Extract →
------------------------------------------------
The case for trusting him rests on results. OpenAI's products work. GPT-4 and its successors are genuinely useful tools that millions of people rely on daily. The company has published safety research, engaged with policymakers, and -- despite the internal turmoil -- maintained a pace of innovation that competitors have struggled to match. Google, Anthropic, Meta, and a host of Chinese firms are all racing to keep up. Whatever his flaws, Altman has built something real.
The case against rests on character. The New Yorker profile accumulates small details that, taken together, paint a portrait of someone whose relationship with the truth is instrumental rather than principled. The selective candor with the board. The carefully constructed public image of selflessness that obscures significant financial interests. The pattern of telling different people different things. The way former allies become adversaries and then, in Altman's telling, simply misunderstood the situation.
One passage in the profile is particularly striking. A former colleague describes Altman as someone who "believes his own story so completely that the distinction between narrative and reality becomes irrelevant." It's a quality that makes him extraordinarily effective as a fundraiser, a spokesperson, and a leader in moments of crisis. It is also, the colleague suggested, a quality that makes genuine accountability nearly impossible.
Recent developments have done little to resolve the tension. In April 2025, OpenAI announced a new partnership with the U.S. government to deploy AI tools in national security applications -- a move that alarmed civil liberties groups and delighted defense hawks. The company also faced renewed scrutiny over its data practices after a report from The New York Times detailed how OpenAI had trained its models on copyrighted material without permission, a legal battle that remains unresolved.
Meanwhile, the competitive pressure continues to intensify. Anthropic, founded by former OpenAI researchers Dario and Daniela Amodei, has positioned itself as the "safety-first" alternative and raised billions from Google and other investors. Meta has open-sourced its Llama models, creating a free alternative that threatens OpenAI's subscription business. And Chinese companies like DeepSeek have demonstrated capabilities that suggest the U.S. lead in AI may be narrower than Washington would like to believe.
------------------------------------------------
Source data →

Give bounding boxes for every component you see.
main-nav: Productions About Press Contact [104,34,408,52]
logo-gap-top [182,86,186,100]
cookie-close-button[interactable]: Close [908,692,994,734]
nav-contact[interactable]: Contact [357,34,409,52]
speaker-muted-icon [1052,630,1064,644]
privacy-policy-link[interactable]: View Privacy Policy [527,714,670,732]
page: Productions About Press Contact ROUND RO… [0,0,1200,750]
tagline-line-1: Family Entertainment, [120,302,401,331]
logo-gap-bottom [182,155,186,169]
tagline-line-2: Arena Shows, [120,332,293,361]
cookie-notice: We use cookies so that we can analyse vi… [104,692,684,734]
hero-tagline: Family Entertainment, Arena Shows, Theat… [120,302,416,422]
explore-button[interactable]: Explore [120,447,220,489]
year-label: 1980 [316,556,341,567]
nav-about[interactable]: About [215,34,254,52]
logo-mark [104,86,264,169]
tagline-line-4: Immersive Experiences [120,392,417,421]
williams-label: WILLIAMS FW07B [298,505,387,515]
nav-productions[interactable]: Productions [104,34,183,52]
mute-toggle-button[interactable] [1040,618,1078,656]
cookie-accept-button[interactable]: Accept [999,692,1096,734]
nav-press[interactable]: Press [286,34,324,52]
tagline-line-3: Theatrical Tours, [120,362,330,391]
------------------------------------------------
Exercises →
**a.** Reproduce the passage about Altman and OpenAI word for word, everything from "Recent developments have" down to "that remains unresolved.".
**b.** Answer these questions using the passage about Altman and OpenAI:
(i) With whom did OpenAI announce a new partnership in April 2025?
(ii) Who founded Anthropic?
(iii) Which company has open-sourced its Llama models?
**c.** Go on with the passage about Altman and OpenAI from the point where it stops.
The records are separate material, apart from the passage about Altman and OpenAI.

Solved tasks →
**a.**
Recent developments have done little to resolve the tension. In April 2025, OpenAI announced a new partnership with the U.S. government to deploy AI tools in national security applications -- a move that alarmed civil liberties groups and delighted defense hawks. The company also faced renewed scrutiny over its data practices after a report from The New York Times detailed how OpenAI had trained its models on copyrighted material without permission, a legal battle that remains unresolved.

**b.**
(i) The U.S. government
(ii) Former OpenAI researchers Dario and Daniela Amodei
(iii) Meta

**c.**
Altman's response to all of this has been characteristically bold. He has pushed for massive new investments in computing infrastructure, including a reported $100 billion data center project called Stargate, backed by SoftBank and other investors. He has expanded OpenAI's product line into enterprise software, consumer devices, and AI agents that can perform complex tasks autonomously. And he has continued to make grand pronouncements about the timeline for AGI, predictions that serve the dual purpose of inspiring his employees and terrifying his competitors.
The New Yorker profile captures something essential about this moment in technology history. We are in the middle of what may be the most consequential technological transition since the invention of the internet -- possibly since the invention of electricity. And the person at the center of it is not a dispassionate scientist or a cautious steward. He is a founder-CEO with a founder-CEO's conviction that he alone sees the future clearly, combined with a politician's instinct for managing perception and a dealmaker's comfort with ambiguity.
Sam Altman is not a villain. He is not a hero. He is something more complicated and, in many ways, more interesting: a true believer who is also a master operator, a man who genuinely wants to save the world and also wants to be the one who gets credit for saving it. Whether those two impulses can coexist -- whether the person building the most powerful technology on Earth can be trusted to put humanity's interests above his own -- is not a question The New Yorker can answer.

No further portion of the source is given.